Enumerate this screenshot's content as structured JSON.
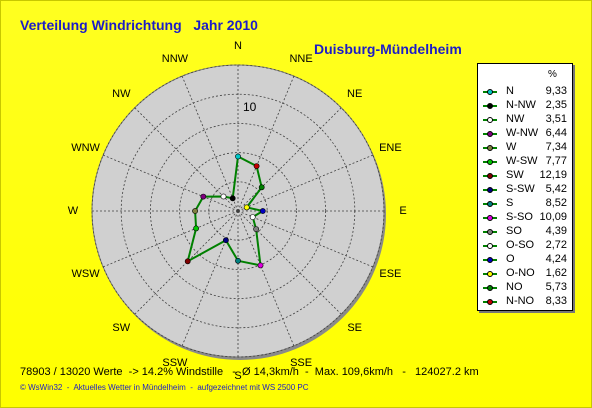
{
  "title": "Verteilung Windrichtung   Jahr 2010",
  "station": "Duisburg-Mündelheim",
  "footer": "78903 / 13020 Werte  -> 14.2% Windstille   -  Ø 14,3km/h  -  Max. 109,6km/h   -   124027.2 km",
  "credit": "© WsWin32  -  Aktuelles Wetter in Mündelheim  -  aufgezeichnet mit WS 2500 PC",
  "chart_data": {
    "type": "radar",
    "ring_label": "10",
    "rmax": 25,
    "rings": [
      5,
      10,
      15,
      20,
      25
    ],
    "legend_header": "%",
    "directions": [
      "N",
      "NNE",
      "NE",
      "ENE",
      "E",
      "ESE",
      "SE",
      "SSE",
      "S",
      "SSW",
      "SW",
      "WSW",
      "W",
      "WNW",
      "NW",
      "NNW"
    ],
    "series": [
      {
        "label": "N",
        "value": "9,33",
        "deg": 0,
        "color": "#00c8c8"
      },
      {
        "label": "N-NW",
        "value": "2,35",
        "deg": 337.5,
        "color": "#000000"
      },
      {
        "label": "NW",
        "value": "3,51",
        "deg": 315,
        "color": "#ffffff"
      },
      {
        "label": "W-NW",
        "value": "6,44",
        "deg": 292.5,
        "color": "#800080"
      },
      {
        "label": "W",
        "value": "7,34",
        "deg": 270,
        "color": "#808040"
      },
      {
        "label": "W-SW",
        "value": "7,77",
        "deg": 247.5,
        "color": "#00c800"
      },
      {
        "label": "SW",
        "value": "12,19",
        "deg": 225,
        "color": "#800000"
      },
      {
        "label": "S-SW",
        "value": "5,42",
        "deg": 202.5,
        "color": "#000080"
      },
      {
        "label": "S",
        "value": "8,52",
        "deg": 180,
        "color": "#008080"
      },
      {
        "label": "S-SO",
        "value": "10,09",
        "deg": 157.5,
        "color": "#e000e0"
      },
      {
        "label": "SO",
        "value": "4,39",
        "deg": 135,
        "color": "#808080"
      },
      {
        "label": "O-SO",
        "value": "2,72",
        "deg": 112.5,
        "color": "#ffffff"
      },
      {
        "label": "O",
        "value": "4,24",
        "deg": 90,
        "color": "#0000c0"
      },
      {
        "label": "O-NO",
        "value": "1,62",
        "deg": 67.5,
        "color": "#ffff00"
      },
      {
        "label": "NO",
        "value": "5,73",
        "deg": 45,
        "color": "#008000"
      },
      {
        "label": "N-NO",
        "value": "8,33",
        "deg": 22.5,
        "color": "#c00000"
      }
    ]
  }
}
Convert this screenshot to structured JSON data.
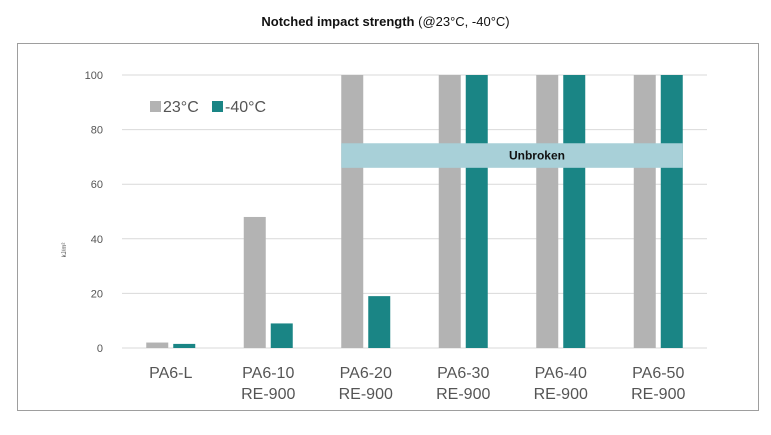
{
  "chart_data": {
    "type": "bar",
    "title": "Notched impact strength",
    "subtitle": "(@23°C, -40°C)",
    "ylabel": "kJ/m²",
    "ylim": [
      0,
      100
    ],
    "yticks": [
      "0",
      "20",
      "40",
      "60",
      "80",
      "100"
    ],
    "grid": true,
    "legend_position": "top-left",
    "categories": [
      [
        "PA6-L",
        ""
      ],
      [
        "PA6-10",
        "RE-900"
      ],
      [
        "PA6-20",
        "RE-900"
      ],
      [
        "PA6-30",
        "RE-900"
      ],
      [
        "PA6-40",
        "RE-900"
      ],
      [
        "PA6-50",
        "RE-900"
      ]
    ],
    "series": [
      {
        "name": "23°C",
        "color": "#b3b3b3",
        "values": [
          2,
          48,
          100,
          100,
          100,
          100
        ]
      },
      {
        "name": "-40°C",
        "color": "#1a8585",
        "values": [
          1.5,
          9,
          19,
          100,
          100,
          100
        ]
      }
    ],
    "annotation": {
      "text": "Unbroken",
      "color": "#a8d0d8",
      "y_from": 66,
      "y_to": 75,
      "from_category": 2,
      "to_category": 5
    }
  }
}
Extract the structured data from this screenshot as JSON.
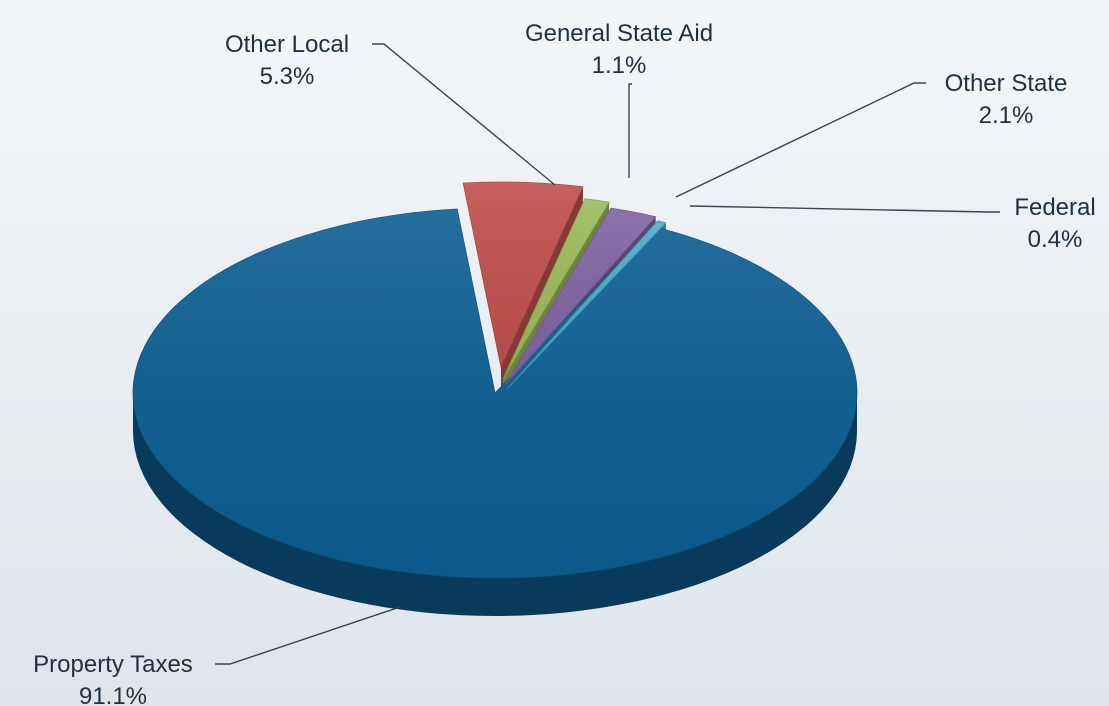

■ ■ ■

Instruction
Go through the material and copy out every line with "structured" in it.

Final answer
Enumerate this screenshot's content as structured JSON.
Convert this screenshot to structured JSON data.
Extract the structured data from this screenshot as JSON.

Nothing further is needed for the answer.